Extracted records ->
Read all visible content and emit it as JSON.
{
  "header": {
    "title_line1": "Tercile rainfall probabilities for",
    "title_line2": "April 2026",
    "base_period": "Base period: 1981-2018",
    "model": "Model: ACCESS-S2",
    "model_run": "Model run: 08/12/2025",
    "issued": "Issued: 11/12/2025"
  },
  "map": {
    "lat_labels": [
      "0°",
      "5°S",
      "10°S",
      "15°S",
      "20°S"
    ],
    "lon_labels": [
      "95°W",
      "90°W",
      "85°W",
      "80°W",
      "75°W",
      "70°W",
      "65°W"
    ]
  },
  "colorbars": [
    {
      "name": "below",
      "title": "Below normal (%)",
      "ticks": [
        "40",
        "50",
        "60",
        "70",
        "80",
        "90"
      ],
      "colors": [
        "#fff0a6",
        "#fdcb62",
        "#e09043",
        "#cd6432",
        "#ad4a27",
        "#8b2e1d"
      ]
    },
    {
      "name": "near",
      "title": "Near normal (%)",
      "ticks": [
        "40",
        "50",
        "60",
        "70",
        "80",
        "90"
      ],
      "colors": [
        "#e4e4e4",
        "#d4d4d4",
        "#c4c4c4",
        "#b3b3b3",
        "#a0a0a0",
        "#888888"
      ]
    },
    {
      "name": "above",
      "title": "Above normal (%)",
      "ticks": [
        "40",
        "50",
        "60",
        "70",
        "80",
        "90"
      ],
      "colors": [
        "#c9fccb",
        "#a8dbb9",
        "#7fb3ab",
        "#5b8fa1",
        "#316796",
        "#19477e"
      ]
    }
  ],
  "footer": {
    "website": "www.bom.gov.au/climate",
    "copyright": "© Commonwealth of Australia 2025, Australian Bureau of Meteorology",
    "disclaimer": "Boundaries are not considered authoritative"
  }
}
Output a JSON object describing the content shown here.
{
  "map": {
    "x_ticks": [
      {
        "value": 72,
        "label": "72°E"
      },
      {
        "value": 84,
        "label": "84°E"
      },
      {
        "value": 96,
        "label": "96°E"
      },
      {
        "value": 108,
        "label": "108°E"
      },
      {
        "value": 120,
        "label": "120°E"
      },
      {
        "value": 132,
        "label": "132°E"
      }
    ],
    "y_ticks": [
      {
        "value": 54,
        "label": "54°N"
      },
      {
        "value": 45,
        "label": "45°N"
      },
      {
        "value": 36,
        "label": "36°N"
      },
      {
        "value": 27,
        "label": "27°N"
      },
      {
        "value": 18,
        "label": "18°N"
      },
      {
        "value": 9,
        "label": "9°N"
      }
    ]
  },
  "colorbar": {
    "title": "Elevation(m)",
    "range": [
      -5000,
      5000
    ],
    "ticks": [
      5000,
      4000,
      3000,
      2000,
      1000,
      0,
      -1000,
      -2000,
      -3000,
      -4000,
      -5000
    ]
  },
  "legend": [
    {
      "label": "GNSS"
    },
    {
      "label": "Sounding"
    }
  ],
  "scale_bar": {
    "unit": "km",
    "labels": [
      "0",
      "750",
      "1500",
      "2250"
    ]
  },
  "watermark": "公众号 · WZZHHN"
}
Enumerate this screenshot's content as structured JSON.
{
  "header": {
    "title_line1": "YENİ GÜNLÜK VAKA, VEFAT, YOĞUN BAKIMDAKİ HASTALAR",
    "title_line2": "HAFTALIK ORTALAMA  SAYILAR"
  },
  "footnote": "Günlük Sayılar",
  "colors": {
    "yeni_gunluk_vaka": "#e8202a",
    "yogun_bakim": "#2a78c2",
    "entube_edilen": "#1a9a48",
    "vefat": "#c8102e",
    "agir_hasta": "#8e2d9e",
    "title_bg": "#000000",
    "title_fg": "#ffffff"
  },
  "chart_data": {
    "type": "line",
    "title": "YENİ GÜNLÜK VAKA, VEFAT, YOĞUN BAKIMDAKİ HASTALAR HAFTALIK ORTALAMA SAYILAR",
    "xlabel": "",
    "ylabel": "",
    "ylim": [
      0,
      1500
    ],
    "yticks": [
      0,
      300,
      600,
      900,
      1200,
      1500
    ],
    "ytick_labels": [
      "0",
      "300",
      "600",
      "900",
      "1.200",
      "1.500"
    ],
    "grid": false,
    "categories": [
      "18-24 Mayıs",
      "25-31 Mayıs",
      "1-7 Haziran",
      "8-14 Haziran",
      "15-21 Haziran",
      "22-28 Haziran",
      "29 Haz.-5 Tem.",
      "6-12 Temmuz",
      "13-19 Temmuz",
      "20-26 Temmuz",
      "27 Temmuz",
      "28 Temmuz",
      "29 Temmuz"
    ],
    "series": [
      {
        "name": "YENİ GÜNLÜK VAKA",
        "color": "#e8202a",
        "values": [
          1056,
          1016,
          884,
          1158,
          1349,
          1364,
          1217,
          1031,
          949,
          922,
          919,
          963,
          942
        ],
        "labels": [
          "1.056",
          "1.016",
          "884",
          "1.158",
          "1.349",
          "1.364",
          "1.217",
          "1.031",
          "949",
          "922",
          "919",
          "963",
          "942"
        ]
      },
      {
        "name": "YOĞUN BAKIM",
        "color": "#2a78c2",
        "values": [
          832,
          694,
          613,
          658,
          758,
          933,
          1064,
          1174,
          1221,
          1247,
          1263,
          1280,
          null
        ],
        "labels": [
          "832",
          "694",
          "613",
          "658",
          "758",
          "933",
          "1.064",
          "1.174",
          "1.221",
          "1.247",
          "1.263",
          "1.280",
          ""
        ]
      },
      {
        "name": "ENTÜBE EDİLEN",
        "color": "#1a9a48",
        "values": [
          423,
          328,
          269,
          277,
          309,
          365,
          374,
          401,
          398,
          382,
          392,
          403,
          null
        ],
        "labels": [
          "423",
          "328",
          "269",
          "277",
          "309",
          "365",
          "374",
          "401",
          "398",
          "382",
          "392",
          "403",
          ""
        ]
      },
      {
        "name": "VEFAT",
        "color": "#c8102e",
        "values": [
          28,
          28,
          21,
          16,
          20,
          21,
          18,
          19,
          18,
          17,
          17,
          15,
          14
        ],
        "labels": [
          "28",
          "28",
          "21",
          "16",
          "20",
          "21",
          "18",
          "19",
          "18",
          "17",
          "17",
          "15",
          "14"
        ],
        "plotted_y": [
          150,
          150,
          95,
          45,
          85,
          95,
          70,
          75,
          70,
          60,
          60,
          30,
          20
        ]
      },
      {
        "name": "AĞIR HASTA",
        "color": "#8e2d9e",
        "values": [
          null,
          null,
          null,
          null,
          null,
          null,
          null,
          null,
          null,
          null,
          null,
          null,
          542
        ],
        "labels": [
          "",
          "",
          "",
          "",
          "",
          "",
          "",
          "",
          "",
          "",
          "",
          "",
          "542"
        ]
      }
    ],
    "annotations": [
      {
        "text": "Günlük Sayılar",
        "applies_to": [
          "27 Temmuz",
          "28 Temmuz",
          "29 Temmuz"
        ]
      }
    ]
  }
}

What you need to do ->
For each line of the entries that includes "Sayılar", show that line.

Answer to this task ->
  "footnote": "Günlük Sayılar",
        "text": "Günlük Sayılar",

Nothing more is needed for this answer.